## TASK A:
In the text on the Sudanese Sovereignty Council, on what date did Sudan gain independence?
## TASK B:
For each statement, say whether it agrees with the text on the Sudanese Sovereignty Council. Back each yes or no with the deciding words quoted from that text. (i) The council was formed on 26 December 1955. (ii) The First Sudanese Civil War ended in 1958. (iii) Siricio Iro Wani belonged to the National Unionist Party.
## TASK C:
Carry on the text about the Sudanese Sovereignty Council from the point where it stops.

## READING TEXT:
Content starts

Head of State of Sudan
- In office 26 December 1955 – 17 November 1958
- Prime Minister: Ismail al-Azhari (26 December 1955 – 5 July 1956) Abdallah Khalil (5 July 1956 – 17 November 1958)
- Preceded by: Knox Helm and Muhammad Ahmad Abu Rannat
- Succeeded by: Ibrahim Abboud

= Sudanese Sovereignty Council (1955–1958) =

Leadership of Sudan (Dec 1955 – Nov 1958)

The First Sudanese Sovereignty Council (26 December 1955 – 17 November 1958), or Supreme Commission or Commission of Sovereignty, was established in the context of Sudan's struggle for independence and the subsequent transition to self-rule. Sudan, formerly under joint British-Egyptian rule, gained independence on 1 January 1956. The council was formed on 26 December 1955 to oversee the governance of the Republic of Sudan during this transitional period. The members of the council included Abd al-Fattah Muhammad al-Maghribi, al-Dardiri Muhammad Uthman (National Umma Party), Ahmad Muhammad Yasin (National Unionist Party), Ahmad Muhammad Salih (NUP), and Siricio Iro Wani (Southern Liberal Party). The prime minister was Ismail al-Azhari until 5 July 1956 followed by Abdallah Khalil until 17 November 1958 Sudanese coup d'état.

During its tenure, the council faced several challenges, including the First Sudanese Civil War, which lasted from 1955 to 1972. The conflict erupted shortly before Sudan's independence and continued throughout the council's existence. The civil war was fought primarily between the Sudanese government and southern rebels seeking greater autonomy and resource control. It was resolved through the Addis Ababa Agreement in 1972, which established the Southern Sudan Autonomous Region.

Content ends

## ENTRIES SHOWN:
Content starts

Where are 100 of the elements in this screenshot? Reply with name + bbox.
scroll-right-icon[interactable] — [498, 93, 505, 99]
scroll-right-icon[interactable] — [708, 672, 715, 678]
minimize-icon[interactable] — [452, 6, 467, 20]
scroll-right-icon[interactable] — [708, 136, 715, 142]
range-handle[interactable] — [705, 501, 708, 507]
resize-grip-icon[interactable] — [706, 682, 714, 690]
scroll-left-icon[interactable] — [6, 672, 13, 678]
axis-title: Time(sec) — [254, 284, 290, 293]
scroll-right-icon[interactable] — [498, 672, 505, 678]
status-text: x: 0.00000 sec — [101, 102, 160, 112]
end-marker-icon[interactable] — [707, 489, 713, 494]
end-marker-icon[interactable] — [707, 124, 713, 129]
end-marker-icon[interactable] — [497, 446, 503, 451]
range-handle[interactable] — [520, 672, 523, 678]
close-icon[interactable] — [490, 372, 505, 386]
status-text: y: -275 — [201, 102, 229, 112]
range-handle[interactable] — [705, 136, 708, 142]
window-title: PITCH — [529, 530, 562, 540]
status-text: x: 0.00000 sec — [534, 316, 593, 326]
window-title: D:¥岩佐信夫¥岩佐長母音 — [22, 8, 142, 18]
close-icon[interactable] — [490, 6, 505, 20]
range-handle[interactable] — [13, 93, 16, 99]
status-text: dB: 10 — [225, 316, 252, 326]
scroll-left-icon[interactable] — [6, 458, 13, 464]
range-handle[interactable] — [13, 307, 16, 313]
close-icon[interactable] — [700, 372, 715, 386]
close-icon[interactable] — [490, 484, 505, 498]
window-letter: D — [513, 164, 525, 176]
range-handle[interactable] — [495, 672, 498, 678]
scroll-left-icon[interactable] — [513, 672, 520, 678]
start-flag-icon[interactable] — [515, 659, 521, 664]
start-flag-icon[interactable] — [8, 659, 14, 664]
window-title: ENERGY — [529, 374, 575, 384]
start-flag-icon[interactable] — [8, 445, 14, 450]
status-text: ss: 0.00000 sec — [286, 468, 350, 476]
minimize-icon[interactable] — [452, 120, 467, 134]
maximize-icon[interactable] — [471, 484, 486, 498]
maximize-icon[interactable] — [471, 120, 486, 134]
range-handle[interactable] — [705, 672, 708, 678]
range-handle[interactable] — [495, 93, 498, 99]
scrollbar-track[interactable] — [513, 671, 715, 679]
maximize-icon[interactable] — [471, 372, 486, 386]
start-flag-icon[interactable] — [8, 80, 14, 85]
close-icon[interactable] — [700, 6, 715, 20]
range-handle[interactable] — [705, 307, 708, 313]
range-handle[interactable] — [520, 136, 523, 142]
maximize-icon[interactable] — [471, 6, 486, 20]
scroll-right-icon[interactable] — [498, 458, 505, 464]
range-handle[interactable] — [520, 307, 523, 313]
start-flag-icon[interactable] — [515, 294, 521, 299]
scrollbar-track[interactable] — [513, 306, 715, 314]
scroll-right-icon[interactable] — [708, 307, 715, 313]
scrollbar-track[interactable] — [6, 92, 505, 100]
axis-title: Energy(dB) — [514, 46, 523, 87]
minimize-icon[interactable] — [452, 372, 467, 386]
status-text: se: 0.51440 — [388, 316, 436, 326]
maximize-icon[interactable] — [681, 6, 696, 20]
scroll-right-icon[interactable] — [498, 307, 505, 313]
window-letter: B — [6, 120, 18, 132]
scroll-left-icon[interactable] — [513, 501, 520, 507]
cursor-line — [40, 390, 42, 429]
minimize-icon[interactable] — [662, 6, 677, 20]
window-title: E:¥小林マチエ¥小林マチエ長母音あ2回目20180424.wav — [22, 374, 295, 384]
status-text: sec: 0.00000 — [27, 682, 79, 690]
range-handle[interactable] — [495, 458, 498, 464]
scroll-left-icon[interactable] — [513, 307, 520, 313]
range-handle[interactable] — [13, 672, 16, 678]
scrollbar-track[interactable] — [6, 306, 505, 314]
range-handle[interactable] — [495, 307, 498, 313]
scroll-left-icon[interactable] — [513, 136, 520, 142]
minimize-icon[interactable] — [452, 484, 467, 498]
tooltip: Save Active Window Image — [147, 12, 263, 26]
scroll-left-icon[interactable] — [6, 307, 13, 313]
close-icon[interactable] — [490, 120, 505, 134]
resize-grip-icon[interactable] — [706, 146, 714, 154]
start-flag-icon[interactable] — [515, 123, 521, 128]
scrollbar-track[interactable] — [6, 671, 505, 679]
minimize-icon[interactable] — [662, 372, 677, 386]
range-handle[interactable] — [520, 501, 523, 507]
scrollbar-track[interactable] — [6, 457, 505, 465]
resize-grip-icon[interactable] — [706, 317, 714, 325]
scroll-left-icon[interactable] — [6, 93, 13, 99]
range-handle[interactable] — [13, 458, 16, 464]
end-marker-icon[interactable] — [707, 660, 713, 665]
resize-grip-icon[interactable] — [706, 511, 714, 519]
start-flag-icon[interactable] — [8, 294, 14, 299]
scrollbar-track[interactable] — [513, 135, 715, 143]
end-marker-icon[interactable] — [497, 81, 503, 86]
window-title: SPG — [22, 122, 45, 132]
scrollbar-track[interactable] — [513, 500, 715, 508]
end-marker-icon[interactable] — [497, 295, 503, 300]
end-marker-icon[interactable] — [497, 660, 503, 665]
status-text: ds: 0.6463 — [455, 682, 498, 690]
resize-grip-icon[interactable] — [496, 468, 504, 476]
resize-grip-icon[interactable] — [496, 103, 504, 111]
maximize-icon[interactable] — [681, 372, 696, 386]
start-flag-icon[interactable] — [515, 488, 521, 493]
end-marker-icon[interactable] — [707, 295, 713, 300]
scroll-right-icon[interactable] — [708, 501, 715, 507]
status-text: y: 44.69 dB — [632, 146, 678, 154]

Content ends

## ANSWER SECTION A:
1 January 1956.

## ANSWER SECTION B:
(i) Yes: "The council was formed on 26 December 1955"
(ii) No: "which lasted from 1955 to 1972"
(iii) No: "Siricio Iro Wani (Southern Liberal Party)"

## ANSWER SECTION C:
The council also grappled with issues related to Sudan's sovereignty and its position in the international arena. Sudan was navigating the complexities of the Cold War, with competing interests from global powers. Sudanese politicians held differing views on decolonisation, independence, and the balance between maintaining sovereignty and accepting foreign aid. The Umma Party, for example, saw accepting aid from the United States as necessary for protecting Sudanese sovereignty, while others had varying perspectives.

The First Sudanese Sovereignty Council ended on 17 November 1958 when General Ibrahim Abboud seized power in a military coup. Ibrahim Abboud assumed the presidency, and the council was dissolved, leading to a change in Sudan's governance structure from a parliamentary system to military rule.